Look at each line of the records and count those with "color" in them. Please answer with the count alone.
-- BEGIN Record set --
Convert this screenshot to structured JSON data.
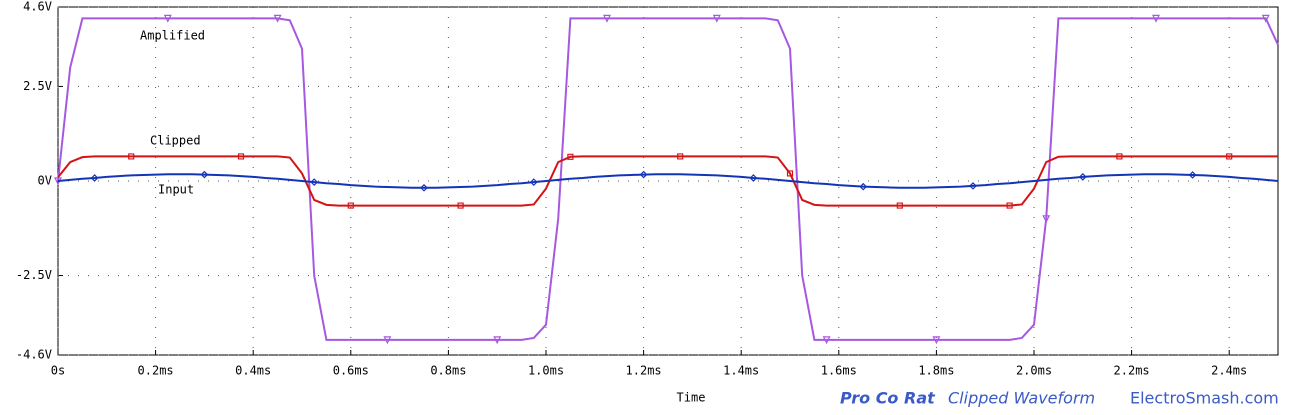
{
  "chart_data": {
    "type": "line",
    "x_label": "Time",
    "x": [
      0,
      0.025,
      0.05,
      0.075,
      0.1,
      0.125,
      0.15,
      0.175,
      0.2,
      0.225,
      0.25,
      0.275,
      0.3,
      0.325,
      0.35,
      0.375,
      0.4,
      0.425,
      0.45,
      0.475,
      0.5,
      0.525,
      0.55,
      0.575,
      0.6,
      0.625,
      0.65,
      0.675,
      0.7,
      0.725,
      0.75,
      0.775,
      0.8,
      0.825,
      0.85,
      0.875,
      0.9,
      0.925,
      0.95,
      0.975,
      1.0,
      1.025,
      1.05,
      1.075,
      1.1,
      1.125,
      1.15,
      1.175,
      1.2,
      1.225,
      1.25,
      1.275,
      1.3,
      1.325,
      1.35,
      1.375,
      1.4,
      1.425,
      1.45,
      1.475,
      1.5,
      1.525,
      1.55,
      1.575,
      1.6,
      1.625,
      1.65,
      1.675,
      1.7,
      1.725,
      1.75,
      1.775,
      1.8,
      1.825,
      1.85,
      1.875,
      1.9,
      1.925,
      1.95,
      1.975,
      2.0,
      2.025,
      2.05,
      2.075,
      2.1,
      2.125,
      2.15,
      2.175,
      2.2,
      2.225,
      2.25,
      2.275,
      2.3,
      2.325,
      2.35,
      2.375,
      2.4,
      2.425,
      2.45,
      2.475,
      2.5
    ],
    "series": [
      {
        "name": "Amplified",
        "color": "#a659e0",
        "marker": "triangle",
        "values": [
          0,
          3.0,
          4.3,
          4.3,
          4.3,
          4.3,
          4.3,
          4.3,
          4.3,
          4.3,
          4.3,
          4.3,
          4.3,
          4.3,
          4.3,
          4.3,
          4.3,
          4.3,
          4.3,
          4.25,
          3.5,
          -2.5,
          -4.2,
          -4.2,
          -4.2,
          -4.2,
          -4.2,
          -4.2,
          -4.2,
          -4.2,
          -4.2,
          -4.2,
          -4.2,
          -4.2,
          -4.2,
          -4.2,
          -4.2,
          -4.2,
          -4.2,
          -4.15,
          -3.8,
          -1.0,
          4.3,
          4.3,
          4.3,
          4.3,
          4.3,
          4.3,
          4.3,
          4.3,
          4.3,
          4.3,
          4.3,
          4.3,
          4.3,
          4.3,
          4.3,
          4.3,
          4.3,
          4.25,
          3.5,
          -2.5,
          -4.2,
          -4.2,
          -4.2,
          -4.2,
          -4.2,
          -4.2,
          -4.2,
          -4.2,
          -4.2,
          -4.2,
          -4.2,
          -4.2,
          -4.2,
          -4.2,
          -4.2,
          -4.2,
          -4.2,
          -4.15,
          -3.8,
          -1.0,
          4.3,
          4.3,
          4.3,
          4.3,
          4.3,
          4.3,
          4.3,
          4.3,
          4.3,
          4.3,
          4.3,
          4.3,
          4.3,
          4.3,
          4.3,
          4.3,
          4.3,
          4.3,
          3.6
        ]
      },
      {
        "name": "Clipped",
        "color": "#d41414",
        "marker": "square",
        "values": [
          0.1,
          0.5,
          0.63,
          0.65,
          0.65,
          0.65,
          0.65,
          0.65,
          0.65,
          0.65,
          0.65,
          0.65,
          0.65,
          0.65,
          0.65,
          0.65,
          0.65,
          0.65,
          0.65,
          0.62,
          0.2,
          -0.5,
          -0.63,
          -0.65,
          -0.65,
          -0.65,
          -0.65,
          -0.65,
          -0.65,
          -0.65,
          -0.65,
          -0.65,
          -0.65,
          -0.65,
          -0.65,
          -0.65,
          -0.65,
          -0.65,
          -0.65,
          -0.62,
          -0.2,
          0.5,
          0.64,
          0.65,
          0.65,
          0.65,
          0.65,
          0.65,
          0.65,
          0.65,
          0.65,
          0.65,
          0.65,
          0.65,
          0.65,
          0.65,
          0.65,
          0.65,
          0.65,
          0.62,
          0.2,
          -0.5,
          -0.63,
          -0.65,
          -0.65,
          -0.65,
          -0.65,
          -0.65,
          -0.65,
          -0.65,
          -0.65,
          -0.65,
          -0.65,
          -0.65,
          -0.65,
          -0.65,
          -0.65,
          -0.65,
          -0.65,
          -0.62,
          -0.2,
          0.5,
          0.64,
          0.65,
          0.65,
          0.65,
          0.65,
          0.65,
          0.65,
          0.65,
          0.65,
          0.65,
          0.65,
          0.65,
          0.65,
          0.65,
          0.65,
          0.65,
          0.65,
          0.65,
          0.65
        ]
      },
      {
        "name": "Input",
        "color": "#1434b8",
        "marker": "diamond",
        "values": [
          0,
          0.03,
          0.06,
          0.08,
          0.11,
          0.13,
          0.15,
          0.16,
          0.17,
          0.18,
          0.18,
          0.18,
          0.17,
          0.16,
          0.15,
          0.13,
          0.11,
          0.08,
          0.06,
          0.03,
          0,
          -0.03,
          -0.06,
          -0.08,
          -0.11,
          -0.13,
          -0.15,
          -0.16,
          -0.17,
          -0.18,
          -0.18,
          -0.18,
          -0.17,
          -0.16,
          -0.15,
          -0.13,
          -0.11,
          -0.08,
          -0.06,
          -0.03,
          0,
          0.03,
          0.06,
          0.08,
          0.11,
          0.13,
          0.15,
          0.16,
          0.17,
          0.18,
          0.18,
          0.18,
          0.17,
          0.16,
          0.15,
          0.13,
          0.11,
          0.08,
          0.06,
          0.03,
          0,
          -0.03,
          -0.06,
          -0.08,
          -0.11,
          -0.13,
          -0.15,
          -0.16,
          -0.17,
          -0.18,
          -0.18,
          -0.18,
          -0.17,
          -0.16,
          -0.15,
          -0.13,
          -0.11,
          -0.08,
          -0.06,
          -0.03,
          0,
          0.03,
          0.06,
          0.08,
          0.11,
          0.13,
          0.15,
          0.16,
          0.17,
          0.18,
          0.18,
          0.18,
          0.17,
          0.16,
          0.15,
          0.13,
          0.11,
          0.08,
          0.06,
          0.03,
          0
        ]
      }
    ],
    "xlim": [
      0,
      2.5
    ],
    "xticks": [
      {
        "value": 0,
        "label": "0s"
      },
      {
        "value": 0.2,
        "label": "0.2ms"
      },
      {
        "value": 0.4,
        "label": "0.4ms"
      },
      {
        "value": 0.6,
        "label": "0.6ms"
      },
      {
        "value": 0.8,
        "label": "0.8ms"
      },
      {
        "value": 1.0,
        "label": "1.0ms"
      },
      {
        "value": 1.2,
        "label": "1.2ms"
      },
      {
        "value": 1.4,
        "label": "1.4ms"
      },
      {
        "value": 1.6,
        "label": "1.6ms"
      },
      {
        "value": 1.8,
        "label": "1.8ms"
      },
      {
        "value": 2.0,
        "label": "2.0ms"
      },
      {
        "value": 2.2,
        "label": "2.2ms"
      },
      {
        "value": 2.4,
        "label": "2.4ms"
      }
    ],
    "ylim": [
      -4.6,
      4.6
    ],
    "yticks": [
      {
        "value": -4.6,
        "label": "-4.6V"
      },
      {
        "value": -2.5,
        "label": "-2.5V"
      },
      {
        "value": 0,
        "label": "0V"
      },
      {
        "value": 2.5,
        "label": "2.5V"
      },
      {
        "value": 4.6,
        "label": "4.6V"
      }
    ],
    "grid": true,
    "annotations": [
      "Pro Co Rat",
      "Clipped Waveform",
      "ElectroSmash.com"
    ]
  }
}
-- END Record set --
Final answer:
3